Qualitative coding tools for computer scientists

These details have not been verified by PyPI

Project links

Homepage

License
- OSI Approved :: GNU Affero General Public License v3
Operating System
- OS Independent
Programming Language
- Python :: 3

Project description

Qualitative Coding

Qualitative coding for computer scientists.

Qualitative coding is a form of feature extraction in which text (or images, video, etc.) is tagged with features of interest. Sometimes the codebook is defined ahead of time, other times it emerges through multiple rounds of coding. For more on how and why to use qualitative coding, see Emerson, Fretz, and Shaw's Writing Ethnographic Fieldnotes or Shaffer's Quantitative Ethnography.

Most of the tools available for qualitative coding and subsequent analysis were designed for non-programmers. They are GUI-based, proprietary, and don't expose the data in well-structured ways. Concepts from computer science, such as trees, sorting, and filtering, could also be applied to qualitative coding analysis if the interface supported it. Furthermore, a command-line based tool can be combined with other utilities into flexible pipelines.

Qualitative Coding, or qc, was designed to address these issues. I have used qc as a primary coding tool in a SIGCSE paper on how K-12 schools define and design computer science courses. The impetus for packaging and releasing a stable version was my own dissertation work.

Limitations

Due to its nature as a command-line program, qc is only well-suited to coding textual data.
qc uses line numbers as a fundamental unit. Therefore, it requires text files in your corpus to be hard-wrapped at 80 characters. The init task can handle this for you.
Currently, the only interface for actually doing the coding is a split-screen in vim, with the corpus text on one side and comma-separated codes adjacent. This works well for me, but might not work well for you. I have other ideas in the pipeline, but they won't be around soon.

Installation

pip install qualitative-coding

Setup

All the source files you want to code should be in a directory (possibly nested).
Choose a working directory. Run qc init. This will create settings.yaml.
In settings.yaml, update corpus_dir with the directory holding your source files. This may be relative to settings.yaml or absolute. Similarly, specify directories for codes_dir logs_dir, memos_dir, and the YAML file where you want to store your codebook. Unless you're particular, the default settings are fine.
Run qc init --prepare-corpus --prepare-codes --coder yourname. This will hard-wrap all the text in your corpus at 80 characters and create blank coding files.

Usage

Workflow

qc is designed to give you a powerful terminal-based interface. The general workflow is to use code to apply qualitative codes to your text files. As you go, you will start to have ideas about the meanings and organization of your codes. Use memo to capture these.

RECORDS PROVIDED ▸
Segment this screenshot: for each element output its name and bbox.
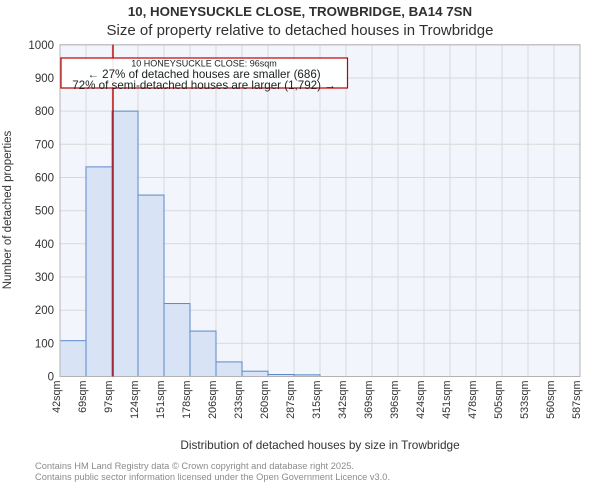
svg-text:97sqm: 97sqm xyxy=(103,381,115,413)
svg-text:287sqm: 287sqm xyxy=(285,381,297,419)
svg-text:587sqm: 587sqm xyxy=(571,381,583,419)
svg-text:260sqm: 260sqm xyxy=(259,381,271,419)
svg-text:600: 600 xyxy=(35,173,54,185)
svg-text:400: 400 xyxy=(35,239,54,251)
svg-text:300: 300 xyxy=(35,272,54,284)
svg-text:1000: 1000 xyxy=(28,40,54,52)
svg-text:42sqm: 42sqm xyxy=(51,381,63,413)
svg-text:900: 900 xyxy=(35,73,54,85)
svg-text:342sqm: 342sqm xyxy=(337,381,349,419)
svg-text:500: 500 xyxy=(35,206,54,218)
svg-text:124sqm: 124sqm xyxy=(129,381,141,419)
svg-text:396sqm: 396sqm xyxy=(389,381,401,419)
svg-text:100: 100 xyxy=(35,338,54,350)
svg-text:533sqm: 533sqm xyxy=(519,381,531,419)
svg-text:178sqm: 178sqm xyxy=(181,381,193,419)
svg-text:478sqm: 478sqm xyxy=(467,381,479,419)
svg-text:10, HONEYSUCKLE CLOSE, TROWBRI: 10, HONEYSUCKLE CLOSE, TROWBRIDGE, BA14 … xyxy=(128,4,472,19)
svg-text:Contains HM Land Registry data: Contains HM Land Registry data © Crown c… xyxy=(35,461,354,471)
svg-text:451sqm: 451sqm xyxy=(441,381,453,419)
svg-text:Size of property relative to d: Size of property relative to detached ho… xyxy=(107,22,494,39)
svg-text:800: 800 xyxy=(35,106,54,118)
svg-text:200: 200 xyxy=(35,305,54,317)
svg-text:151sqm: 151sqm xyxy=(155,381,167,419)
svg-text:Contains public sector informa: Contains public sector information licen… xyxy=(35,472,390,482)
svg-text:233sqm: 233sqm xyxy=(233,381,245,419)
svg-text:560sqm: 560sqm xyxy=(545,381,557,419)
svg-text:Number of detached properties: Number of detached properties xyxy=(2,130,14,289)
svg-text:369sqm: 369sqm xyxy=(363,381,375,419)
svg-text:505sqm: 505sqm xyxy=(493,381,505,419)
svg-text:Distribution of detached house: Distribution of detached houses by size … xyxy=(180,438,460,452)
svg-text:206sqm: 206sqm xyxy=(207,381,219,419)
svg-text:69sqm: 69sqm xyxy=(77,381,89,413)
svg-text:315sqm: 315sqm xyxy=(311,381,323,419)
svg-text:700: 700 xyxy=(35,139,54,151)
svg-text:10 HONEYSUCKLE CLOSE: 96sqm: 10 HONEYSUCKLE CLOSE: 96sqm xyxy=(131,59,277,69)
svg-text:424sqm: 424sqm xyxy=(415,381,427,419)
svg-text:72% of semi-detached houses ar: 72% of semi-detached houses are larger (… xyxy=(72,79,336,92)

WORK TO BE COMPLETED ▸ Could you print the part of the qualitative coding page above from "Qualitative Coding, or" to "coding textual data.", word for word?

EXERCISE SOLUTION ▸
Qualitative Coding, or qc, was designed to address these issues. I have used qc as a primary coding tool in a SIGCSE paper on how K-12 schools define and design computer science courses. The impetus for packaging and releasing a stable version was my own dissertation work.

Limitations

Due to its nature as a command-line program, qc is only well-suited to coding textual data.